#### [What this task involves]
In the listing below, find every line with the string "JSON" and pull it out.

··· Dataset records ···

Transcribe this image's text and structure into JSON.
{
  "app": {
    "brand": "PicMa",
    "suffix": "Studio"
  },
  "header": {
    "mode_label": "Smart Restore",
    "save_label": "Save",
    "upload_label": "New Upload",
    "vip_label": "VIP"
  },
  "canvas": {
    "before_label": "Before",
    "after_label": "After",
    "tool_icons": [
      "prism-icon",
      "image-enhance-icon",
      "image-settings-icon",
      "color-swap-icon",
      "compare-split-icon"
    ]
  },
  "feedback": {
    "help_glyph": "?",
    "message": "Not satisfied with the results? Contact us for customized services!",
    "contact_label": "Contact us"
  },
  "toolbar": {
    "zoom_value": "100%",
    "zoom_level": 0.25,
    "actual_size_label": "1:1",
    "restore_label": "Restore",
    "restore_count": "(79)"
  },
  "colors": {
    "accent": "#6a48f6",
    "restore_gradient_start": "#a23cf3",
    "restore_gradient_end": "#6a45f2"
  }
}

···
··· Dataset records ···

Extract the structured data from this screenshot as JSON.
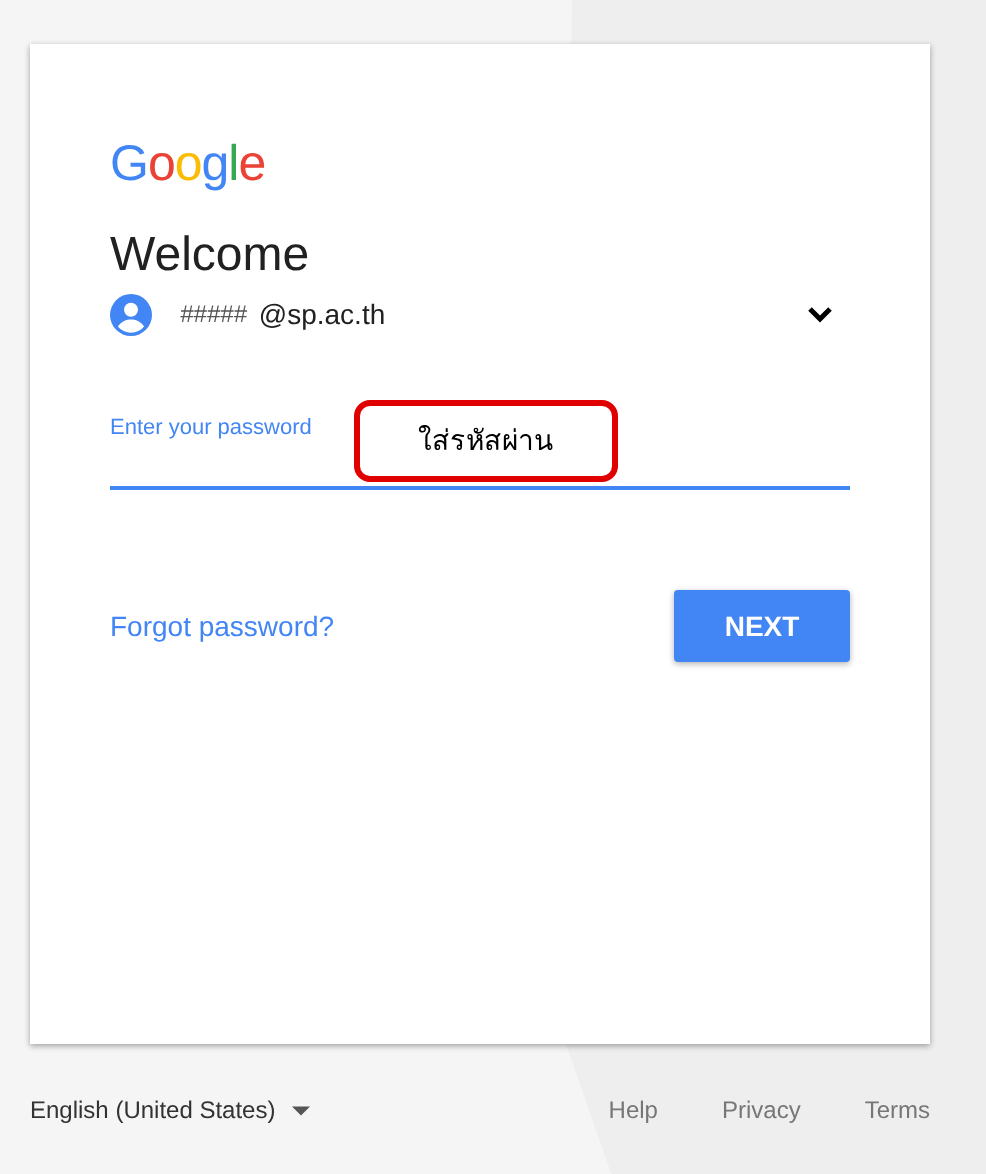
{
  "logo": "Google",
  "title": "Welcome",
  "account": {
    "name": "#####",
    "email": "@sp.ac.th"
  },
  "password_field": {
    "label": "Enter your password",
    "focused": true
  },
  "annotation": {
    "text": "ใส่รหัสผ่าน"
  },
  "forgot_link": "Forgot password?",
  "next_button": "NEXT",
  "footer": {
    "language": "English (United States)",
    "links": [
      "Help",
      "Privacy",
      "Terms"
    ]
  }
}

···
··· Dataset records ···

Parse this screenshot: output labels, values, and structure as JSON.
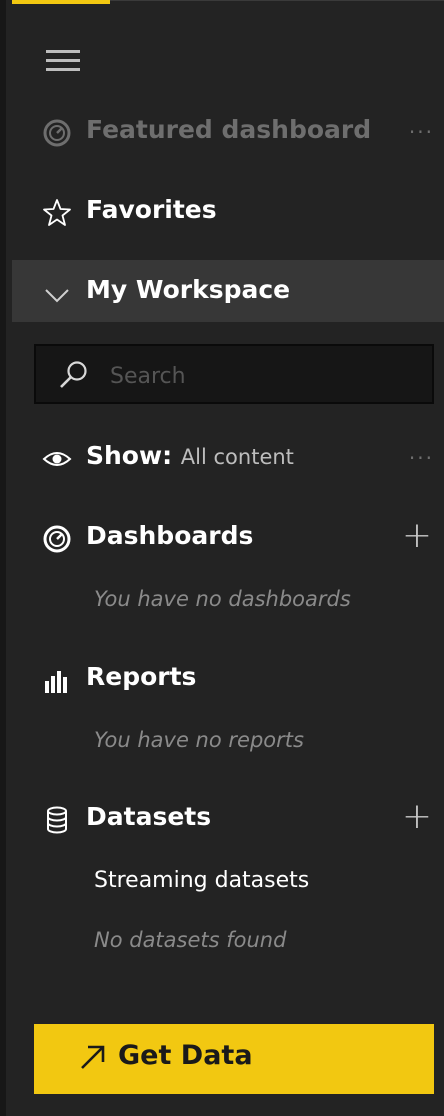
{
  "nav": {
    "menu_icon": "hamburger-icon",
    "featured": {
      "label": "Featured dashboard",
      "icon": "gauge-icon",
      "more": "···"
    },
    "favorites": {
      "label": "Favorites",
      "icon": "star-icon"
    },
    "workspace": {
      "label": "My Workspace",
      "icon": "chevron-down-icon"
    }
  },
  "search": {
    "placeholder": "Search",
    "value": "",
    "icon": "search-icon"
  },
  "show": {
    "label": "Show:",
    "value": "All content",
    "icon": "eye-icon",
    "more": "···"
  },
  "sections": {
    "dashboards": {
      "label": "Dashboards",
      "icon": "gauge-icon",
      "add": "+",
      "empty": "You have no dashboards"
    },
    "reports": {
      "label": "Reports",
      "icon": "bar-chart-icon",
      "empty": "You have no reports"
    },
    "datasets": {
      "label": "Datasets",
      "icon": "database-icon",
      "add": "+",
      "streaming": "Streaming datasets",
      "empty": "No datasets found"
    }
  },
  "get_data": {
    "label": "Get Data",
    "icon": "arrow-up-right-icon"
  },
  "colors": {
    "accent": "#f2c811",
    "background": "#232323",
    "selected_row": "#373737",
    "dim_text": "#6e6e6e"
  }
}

···

#### [Task output]
Transcribe this image's text and structure into JSON.
Extract the structured data from this screenshot as JSON.
Parse this screenshot: output labels, values, and structure as JSON.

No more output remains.